TASK DATA:
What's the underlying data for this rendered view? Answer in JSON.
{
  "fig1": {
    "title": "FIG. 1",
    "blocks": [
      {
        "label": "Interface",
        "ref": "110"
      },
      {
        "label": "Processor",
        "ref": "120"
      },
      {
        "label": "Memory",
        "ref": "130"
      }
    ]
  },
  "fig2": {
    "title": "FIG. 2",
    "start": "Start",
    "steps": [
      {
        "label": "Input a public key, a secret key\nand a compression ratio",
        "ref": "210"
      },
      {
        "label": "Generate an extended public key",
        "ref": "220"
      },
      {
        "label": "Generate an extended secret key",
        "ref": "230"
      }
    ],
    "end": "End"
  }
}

INSTRUCTIONS FOR THE TASK:
Please reproduce the entire listing, exactly as shown.

WRITTEN SOLUTION:
What's the underlying data for this rendered view? Answer in JSON.
{
  "fig1": {
    "title": "FIG. 1",
    "blocks": [
      {
        "label": "Interface",
        "ref": "110"
      },
      {
        "label": "Processor",
        "ref": "120"
      },
      {
        "label": "Memory",
        "ref": "130"
      }
    ]
  },
  "fig2": {
    "title": "FIG. 2",
    "start": "Start",
    "steps": [
      {
        "label": "Input a public key, a secret key\nand a compression ratio",
        "ref": "210"
      },
      {
        "label": "Generate an extended public key",
        "ref": "220"
      },
      {
        "label": "Generate an extended secret key",
        "ref": "230"
      }
    ],
    "end": "End"
  }
}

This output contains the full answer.